*PROBLEM*: Go through the data below. Pull out every line that has the word "your".

*PROVIDED DATA*:
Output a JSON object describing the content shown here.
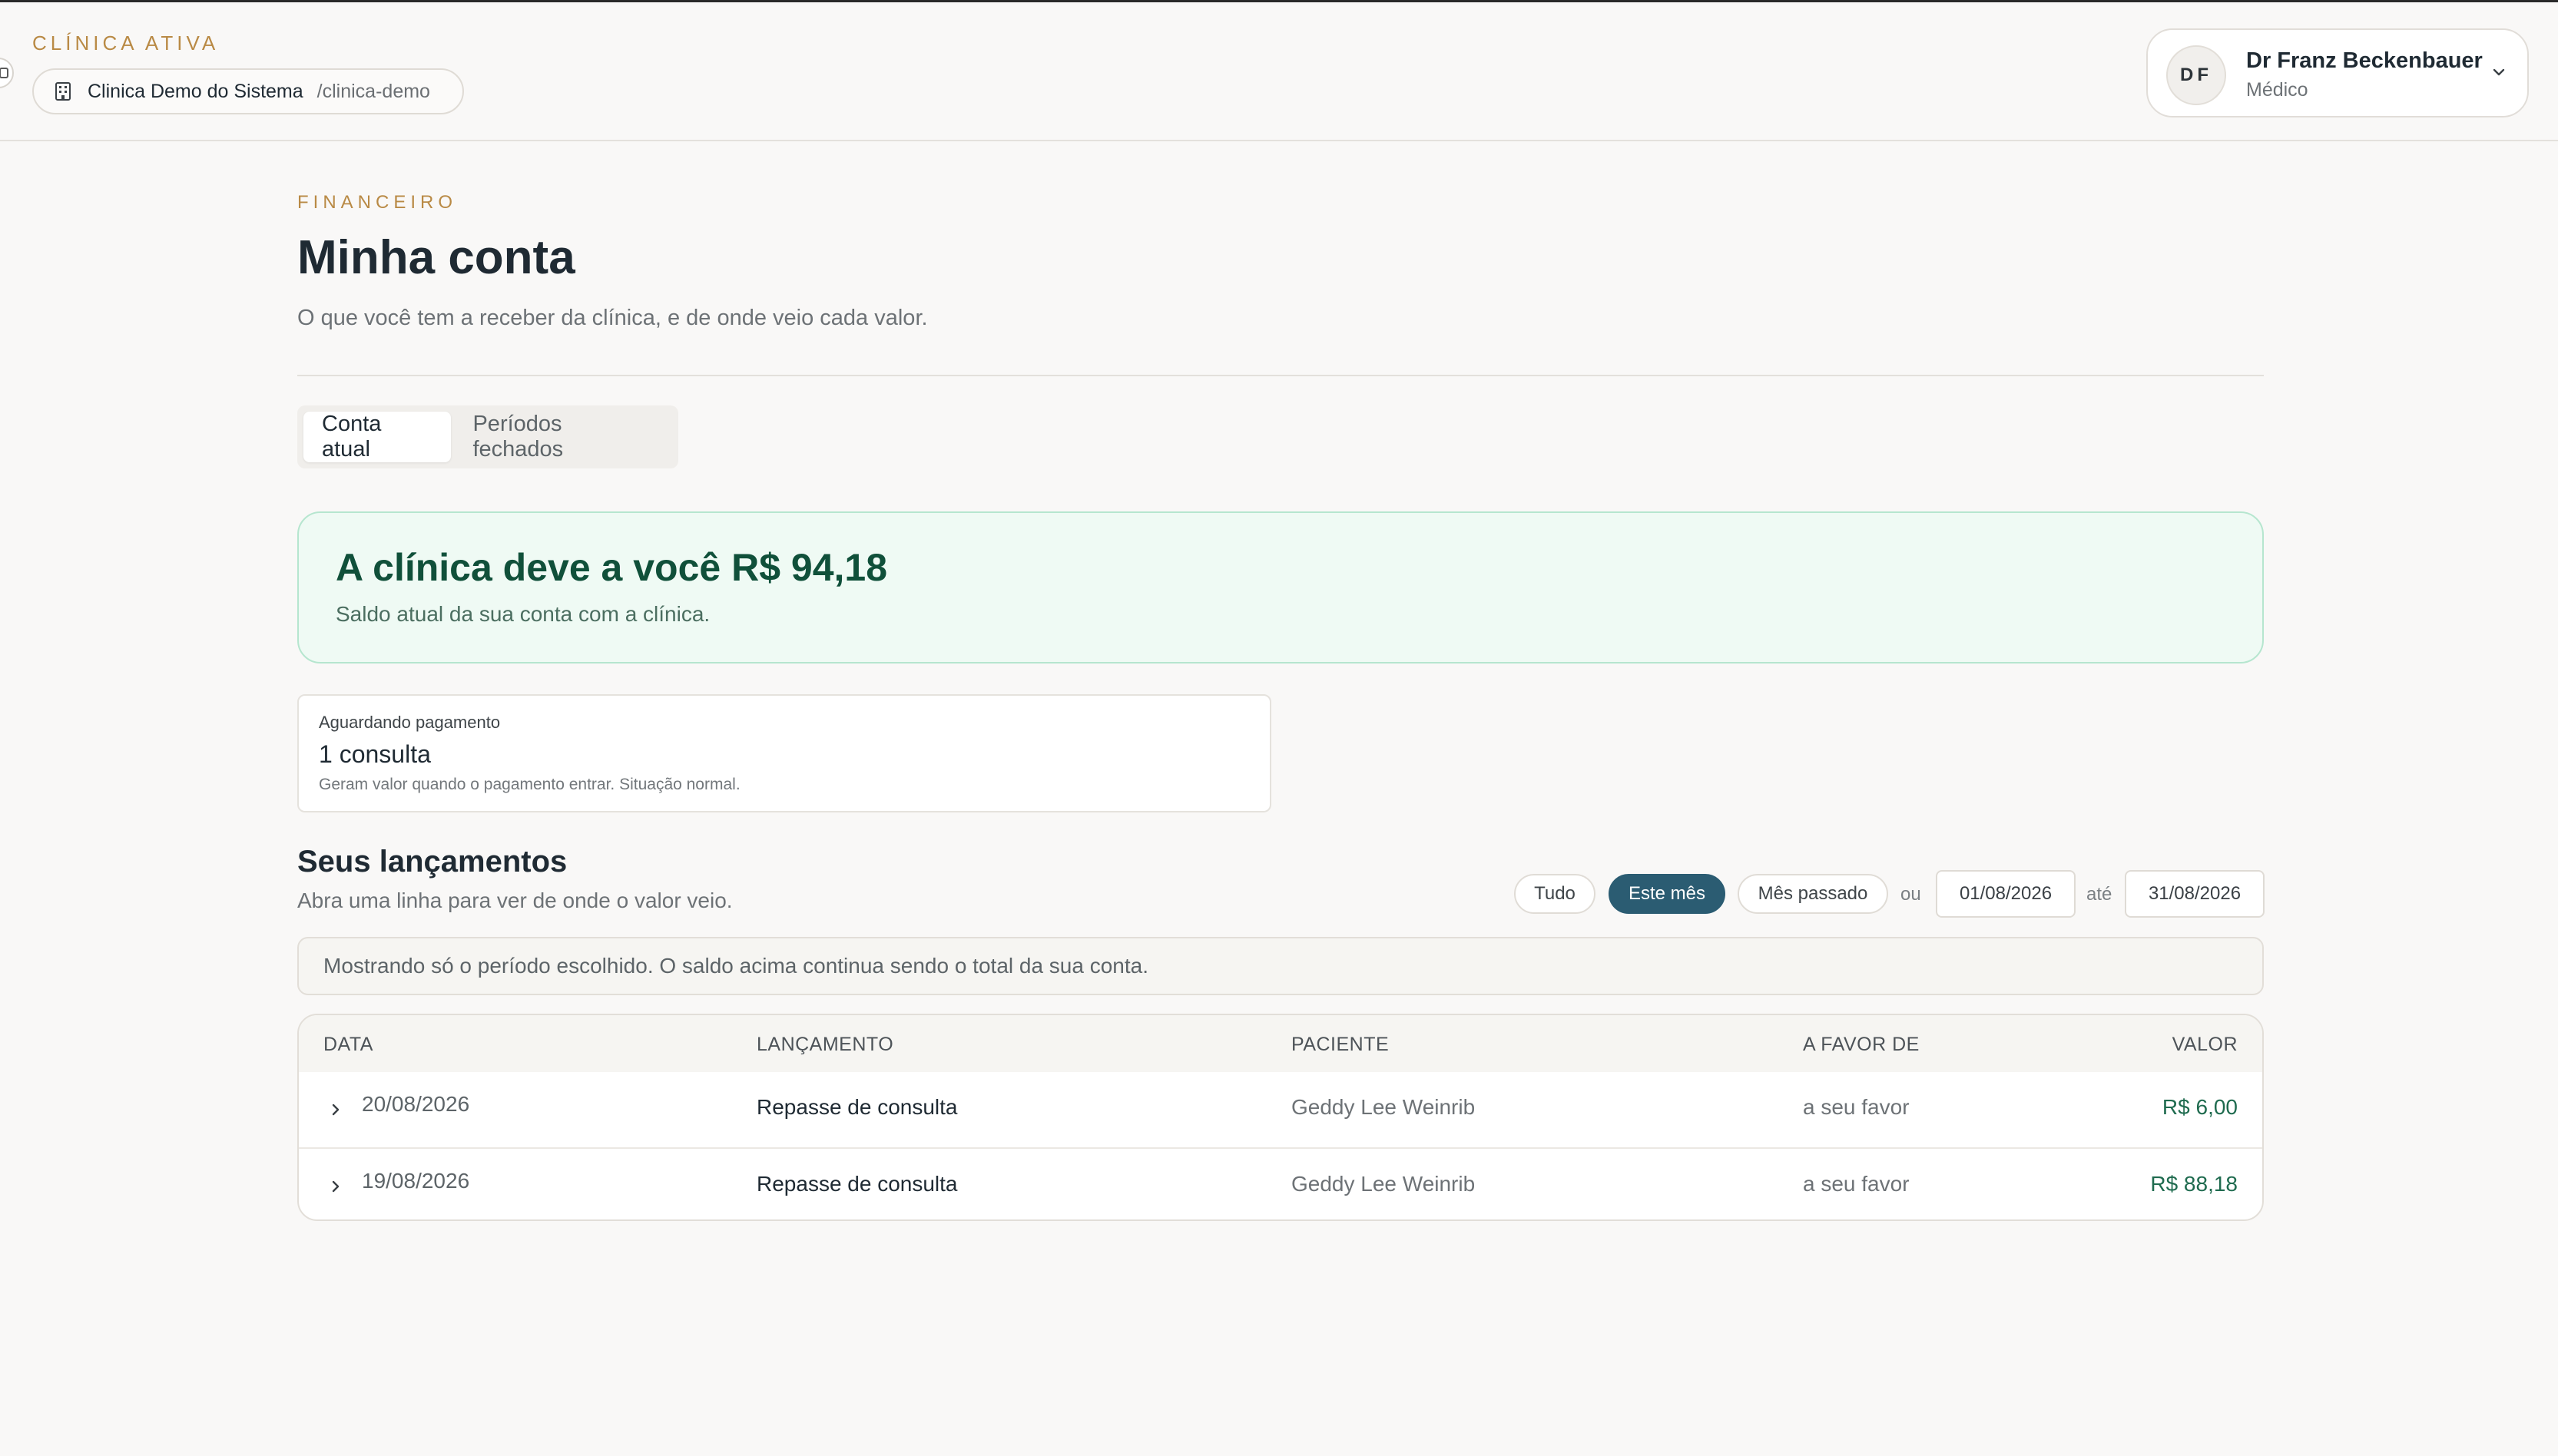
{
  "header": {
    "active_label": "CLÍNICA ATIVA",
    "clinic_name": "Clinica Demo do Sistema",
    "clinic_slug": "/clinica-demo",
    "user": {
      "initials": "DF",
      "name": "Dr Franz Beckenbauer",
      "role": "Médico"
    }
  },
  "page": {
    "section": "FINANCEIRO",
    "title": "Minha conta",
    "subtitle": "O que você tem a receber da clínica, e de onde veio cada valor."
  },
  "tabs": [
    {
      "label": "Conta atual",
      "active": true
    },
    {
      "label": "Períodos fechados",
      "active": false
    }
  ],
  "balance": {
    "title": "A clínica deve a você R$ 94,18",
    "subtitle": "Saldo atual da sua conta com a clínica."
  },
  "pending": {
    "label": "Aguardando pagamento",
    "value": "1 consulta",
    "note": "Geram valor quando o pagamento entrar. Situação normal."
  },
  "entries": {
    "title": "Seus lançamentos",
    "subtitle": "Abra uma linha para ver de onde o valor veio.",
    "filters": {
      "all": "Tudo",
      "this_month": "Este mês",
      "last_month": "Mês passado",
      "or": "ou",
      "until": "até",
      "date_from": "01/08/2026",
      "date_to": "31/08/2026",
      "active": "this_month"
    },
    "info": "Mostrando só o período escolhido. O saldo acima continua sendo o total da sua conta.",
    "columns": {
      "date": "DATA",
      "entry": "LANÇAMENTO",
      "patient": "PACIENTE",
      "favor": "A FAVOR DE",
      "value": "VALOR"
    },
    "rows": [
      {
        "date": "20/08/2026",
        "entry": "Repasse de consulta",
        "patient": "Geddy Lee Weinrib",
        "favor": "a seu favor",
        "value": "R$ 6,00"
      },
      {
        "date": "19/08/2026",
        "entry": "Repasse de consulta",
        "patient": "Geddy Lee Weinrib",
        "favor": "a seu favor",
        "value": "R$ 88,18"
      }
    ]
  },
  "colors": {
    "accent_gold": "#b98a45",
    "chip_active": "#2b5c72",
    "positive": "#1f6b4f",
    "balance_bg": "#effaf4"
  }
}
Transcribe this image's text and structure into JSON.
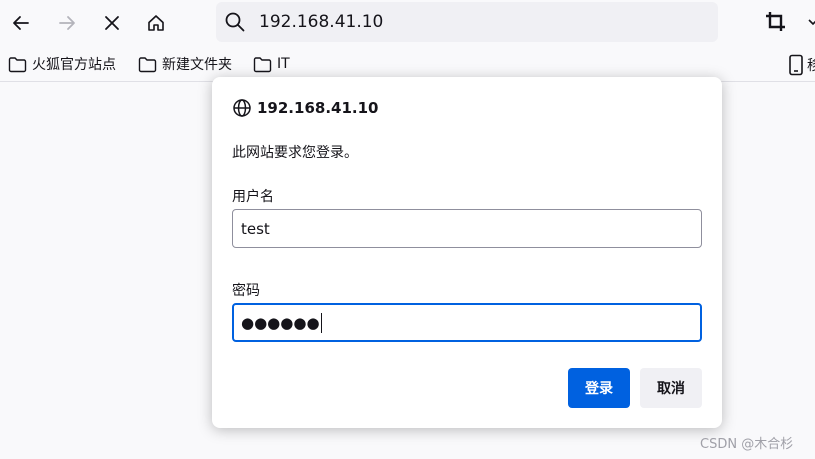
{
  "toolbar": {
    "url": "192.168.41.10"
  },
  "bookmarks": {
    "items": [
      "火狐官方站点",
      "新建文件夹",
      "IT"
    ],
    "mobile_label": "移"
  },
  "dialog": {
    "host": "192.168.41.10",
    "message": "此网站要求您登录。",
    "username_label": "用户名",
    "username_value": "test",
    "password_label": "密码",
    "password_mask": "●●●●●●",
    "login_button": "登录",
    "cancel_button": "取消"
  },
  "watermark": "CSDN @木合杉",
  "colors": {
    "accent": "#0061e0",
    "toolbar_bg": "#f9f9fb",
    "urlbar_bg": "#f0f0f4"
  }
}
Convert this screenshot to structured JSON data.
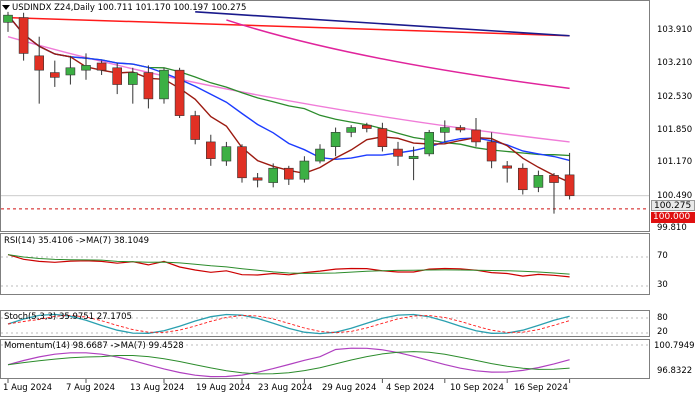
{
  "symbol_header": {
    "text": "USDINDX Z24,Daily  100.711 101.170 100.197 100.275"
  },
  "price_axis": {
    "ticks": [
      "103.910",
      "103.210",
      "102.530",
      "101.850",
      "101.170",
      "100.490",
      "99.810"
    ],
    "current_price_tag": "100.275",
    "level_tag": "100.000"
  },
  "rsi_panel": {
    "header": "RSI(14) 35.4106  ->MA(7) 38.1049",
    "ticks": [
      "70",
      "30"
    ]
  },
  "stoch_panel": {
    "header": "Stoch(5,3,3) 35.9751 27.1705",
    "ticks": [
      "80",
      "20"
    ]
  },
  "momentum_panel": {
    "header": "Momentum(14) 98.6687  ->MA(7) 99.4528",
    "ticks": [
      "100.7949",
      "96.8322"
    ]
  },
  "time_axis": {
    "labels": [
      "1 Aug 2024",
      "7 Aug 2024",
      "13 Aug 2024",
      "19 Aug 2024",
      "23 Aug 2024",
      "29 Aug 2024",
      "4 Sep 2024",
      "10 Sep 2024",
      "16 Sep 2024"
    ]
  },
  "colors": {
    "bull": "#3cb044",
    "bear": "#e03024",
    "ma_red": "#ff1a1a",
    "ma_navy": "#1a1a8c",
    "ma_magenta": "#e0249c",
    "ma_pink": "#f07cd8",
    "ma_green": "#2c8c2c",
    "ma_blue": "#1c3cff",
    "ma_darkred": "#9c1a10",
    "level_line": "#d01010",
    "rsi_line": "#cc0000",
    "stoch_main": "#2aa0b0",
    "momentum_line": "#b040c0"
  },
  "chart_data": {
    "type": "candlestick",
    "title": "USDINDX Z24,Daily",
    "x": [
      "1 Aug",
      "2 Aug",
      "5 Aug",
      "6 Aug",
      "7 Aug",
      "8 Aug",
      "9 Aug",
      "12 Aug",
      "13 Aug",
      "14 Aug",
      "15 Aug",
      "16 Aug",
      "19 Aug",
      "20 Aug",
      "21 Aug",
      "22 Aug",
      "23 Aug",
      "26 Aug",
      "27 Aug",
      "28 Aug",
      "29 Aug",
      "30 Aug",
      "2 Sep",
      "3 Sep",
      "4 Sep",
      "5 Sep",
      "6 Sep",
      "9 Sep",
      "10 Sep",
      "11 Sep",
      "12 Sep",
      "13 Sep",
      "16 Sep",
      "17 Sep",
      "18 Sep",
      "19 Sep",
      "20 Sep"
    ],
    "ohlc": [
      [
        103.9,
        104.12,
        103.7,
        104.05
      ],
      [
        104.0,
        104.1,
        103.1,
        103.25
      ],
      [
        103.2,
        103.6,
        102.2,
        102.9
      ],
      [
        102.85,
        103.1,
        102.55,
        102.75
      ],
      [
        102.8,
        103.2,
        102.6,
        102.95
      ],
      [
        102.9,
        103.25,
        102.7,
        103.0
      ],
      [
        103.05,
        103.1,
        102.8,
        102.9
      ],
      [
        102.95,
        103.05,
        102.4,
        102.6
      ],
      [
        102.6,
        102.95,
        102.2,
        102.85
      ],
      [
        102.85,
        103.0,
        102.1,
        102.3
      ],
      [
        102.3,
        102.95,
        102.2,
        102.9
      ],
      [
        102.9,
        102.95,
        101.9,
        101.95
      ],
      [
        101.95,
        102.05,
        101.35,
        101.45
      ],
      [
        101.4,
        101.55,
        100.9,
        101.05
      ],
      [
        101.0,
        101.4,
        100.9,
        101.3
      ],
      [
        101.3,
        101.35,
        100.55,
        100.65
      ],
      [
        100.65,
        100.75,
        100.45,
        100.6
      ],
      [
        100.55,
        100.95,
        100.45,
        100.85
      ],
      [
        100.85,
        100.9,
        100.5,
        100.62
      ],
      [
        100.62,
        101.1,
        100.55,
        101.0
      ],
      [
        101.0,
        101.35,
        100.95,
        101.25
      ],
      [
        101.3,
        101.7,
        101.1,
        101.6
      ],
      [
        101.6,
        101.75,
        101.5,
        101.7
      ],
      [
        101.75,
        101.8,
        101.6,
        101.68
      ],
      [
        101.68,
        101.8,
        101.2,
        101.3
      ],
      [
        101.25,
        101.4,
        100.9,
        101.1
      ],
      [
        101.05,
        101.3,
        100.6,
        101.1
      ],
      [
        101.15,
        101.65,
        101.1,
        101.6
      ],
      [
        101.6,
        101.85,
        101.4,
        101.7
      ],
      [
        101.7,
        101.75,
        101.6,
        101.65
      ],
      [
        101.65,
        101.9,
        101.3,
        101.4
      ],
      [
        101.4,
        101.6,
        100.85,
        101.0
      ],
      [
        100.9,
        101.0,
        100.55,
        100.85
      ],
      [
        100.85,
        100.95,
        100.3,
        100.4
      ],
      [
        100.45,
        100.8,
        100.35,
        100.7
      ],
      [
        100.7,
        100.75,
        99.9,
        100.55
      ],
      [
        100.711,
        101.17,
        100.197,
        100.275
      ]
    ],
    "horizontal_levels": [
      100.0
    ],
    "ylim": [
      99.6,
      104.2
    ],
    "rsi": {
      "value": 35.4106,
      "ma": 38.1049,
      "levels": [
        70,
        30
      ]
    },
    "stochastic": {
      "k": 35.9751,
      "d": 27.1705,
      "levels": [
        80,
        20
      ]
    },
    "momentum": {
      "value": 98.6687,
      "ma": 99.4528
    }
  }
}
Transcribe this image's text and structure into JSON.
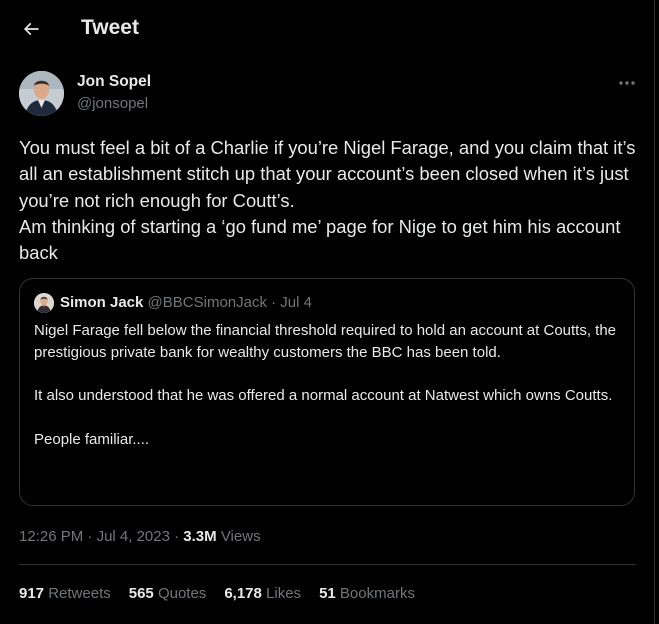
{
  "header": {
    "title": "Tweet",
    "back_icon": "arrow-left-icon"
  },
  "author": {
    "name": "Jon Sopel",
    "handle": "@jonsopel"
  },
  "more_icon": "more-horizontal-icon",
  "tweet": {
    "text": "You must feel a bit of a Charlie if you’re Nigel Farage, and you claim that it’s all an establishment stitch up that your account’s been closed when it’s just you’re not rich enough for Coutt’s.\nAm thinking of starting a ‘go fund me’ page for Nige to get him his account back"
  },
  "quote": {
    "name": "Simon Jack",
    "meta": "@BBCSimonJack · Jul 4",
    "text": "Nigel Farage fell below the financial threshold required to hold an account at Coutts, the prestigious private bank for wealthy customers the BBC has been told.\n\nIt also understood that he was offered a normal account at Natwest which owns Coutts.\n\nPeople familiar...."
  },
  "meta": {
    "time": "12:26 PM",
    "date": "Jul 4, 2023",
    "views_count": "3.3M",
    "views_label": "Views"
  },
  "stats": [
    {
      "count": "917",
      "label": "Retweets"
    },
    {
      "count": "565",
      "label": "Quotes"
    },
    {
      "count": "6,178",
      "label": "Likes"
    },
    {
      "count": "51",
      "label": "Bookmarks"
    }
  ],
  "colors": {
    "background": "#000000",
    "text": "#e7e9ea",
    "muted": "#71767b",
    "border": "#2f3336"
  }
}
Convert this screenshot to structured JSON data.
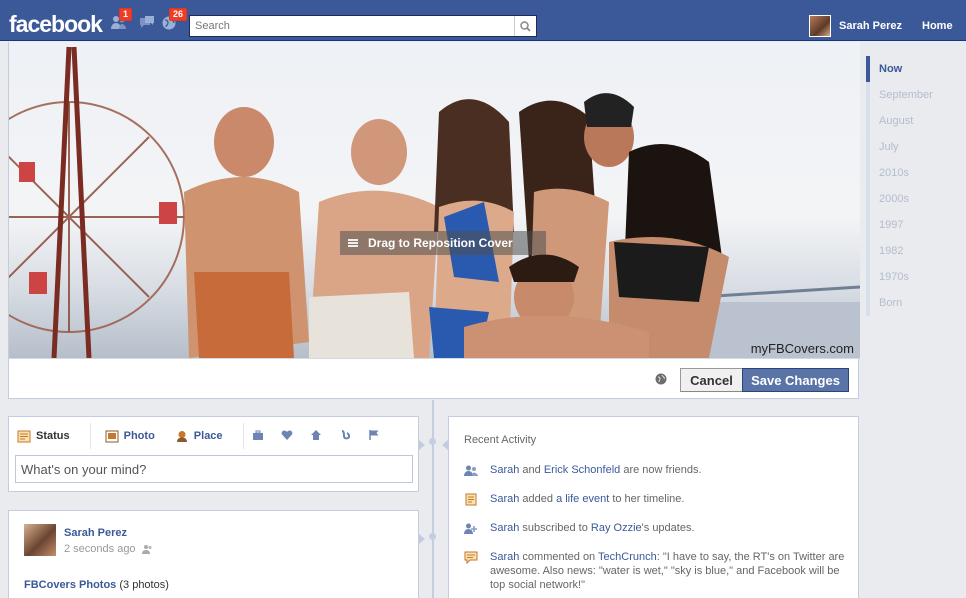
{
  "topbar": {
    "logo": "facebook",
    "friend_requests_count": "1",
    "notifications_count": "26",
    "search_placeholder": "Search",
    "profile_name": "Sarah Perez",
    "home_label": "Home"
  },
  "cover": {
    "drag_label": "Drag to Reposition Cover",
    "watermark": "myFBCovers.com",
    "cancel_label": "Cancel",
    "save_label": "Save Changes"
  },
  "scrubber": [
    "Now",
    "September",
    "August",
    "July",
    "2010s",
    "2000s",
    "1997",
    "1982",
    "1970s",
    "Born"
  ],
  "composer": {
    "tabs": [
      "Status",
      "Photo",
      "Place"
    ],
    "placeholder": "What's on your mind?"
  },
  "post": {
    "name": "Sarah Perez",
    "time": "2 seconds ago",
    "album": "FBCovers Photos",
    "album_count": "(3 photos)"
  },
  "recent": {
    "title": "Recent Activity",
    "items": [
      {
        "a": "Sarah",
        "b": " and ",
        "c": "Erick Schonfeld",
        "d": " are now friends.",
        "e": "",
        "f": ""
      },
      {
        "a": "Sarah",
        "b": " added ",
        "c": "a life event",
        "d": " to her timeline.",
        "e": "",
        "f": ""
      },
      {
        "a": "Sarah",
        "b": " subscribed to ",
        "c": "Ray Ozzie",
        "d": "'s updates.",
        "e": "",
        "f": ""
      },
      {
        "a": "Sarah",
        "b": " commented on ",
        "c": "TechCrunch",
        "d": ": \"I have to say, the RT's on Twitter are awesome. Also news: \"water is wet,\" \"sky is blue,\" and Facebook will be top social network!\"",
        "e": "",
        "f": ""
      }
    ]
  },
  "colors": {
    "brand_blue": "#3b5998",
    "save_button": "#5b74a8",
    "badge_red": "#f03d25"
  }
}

*EXERCISE RESULT*:
    "text": "You must feel a bit of a Charlie if you’re Nigel Farage, and you claim that it’s all an establishment stitch up that your account’s been closed when it’s just you’re not rich enough for Coutt’s.\nAm thinking of starting a ‘go fund me’ page for Nige to get him his account back"
    "placeholder": "What's on your mind?"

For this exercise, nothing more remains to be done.